» WHAT IS NEEDED: Count the lines below that contain the word "failure", and report only that number.

++++ RECORDS ++++

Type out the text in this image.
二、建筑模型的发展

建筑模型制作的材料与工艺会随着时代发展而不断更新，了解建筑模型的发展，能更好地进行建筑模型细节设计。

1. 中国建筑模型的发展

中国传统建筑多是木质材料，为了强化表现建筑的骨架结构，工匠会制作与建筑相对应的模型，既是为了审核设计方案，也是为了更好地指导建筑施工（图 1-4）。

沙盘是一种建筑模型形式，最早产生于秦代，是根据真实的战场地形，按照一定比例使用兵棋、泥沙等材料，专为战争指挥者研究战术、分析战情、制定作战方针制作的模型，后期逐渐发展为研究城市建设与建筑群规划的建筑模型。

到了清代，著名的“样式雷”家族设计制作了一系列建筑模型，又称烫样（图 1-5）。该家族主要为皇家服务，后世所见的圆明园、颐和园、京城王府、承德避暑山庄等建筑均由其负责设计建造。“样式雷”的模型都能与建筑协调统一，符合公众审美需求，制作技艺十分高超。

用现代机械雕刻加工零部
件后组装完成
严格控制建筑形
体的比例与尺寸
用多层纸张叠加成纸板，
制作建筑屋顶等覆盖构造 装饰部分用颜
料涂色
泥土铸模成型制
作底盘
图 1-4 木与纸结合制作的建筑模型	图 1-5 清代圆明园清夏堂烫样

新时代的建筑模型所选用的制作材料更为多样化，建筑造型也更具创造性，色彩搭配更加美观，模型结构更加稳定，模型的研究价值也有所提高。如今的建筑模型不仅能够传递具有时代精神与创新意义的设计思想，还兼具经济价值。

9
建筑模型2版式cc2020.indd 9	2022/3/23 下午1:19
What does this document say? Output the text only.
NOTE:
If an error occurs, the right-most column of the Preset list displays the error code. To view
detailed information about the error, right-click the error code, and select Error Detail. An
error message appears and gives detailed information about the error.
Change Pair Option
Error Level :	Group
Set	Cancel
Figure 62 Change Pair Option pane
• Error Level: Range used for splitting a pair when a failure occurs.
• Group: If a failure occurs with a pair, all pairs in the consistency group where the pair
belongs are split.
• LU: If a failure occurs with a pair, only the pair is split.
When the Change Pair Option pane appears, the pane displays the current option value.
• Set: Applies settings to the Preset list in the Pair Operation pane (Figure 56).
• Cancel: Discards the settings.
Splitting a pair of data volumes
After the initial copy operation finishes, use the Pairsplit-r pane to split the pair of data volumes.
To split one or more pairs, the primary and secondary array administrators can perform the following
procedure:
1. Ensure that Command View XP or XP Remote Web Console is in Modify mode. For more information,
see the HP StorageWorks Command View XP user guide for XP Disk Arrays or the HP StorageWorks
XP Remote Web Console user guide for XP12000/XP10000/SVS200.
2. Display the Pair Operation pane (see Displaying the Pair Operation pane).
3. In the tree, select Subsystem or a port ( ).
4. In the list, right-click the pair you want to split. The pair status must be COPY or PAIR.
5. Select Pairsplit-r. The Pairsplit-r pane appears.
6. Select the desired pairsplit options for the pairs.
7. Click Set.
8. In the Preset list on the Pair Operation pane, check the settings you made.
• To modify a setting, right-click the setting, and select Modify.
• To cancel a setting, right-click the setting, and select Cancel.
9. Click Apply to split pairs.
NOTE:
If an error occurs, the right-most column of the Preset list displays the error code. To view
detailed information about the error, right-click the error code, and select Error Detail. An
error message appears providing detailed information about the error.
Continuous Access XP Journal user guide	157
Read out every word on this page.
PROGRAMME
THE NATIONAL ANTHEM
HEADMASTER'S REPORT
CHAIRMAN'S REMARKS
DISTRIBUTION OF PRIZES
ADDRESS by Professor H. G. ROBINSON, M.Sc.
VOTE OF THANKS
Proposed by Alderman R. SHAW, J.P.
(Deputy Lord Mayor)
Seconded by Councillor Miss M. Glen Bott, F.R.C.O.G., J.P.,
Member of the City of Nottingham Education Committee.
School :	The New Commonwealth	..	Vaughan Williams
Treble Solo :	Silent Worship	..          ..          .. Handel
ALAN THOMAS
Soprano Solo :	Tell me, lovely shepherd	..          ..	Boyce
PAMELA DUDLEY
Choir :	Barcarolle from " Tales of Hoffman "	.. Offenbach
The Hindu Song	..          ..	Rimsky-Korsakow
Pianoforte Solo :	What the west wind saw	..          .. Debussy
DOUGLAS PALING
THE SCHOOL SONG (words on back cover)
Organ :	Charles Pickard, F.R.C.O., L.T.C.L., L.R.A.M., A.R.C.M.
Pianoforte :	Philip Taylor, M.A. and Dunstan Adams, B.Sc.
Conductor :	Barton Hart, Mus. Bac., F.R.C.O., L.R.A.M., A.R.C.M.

++++

» THE RESULT: 3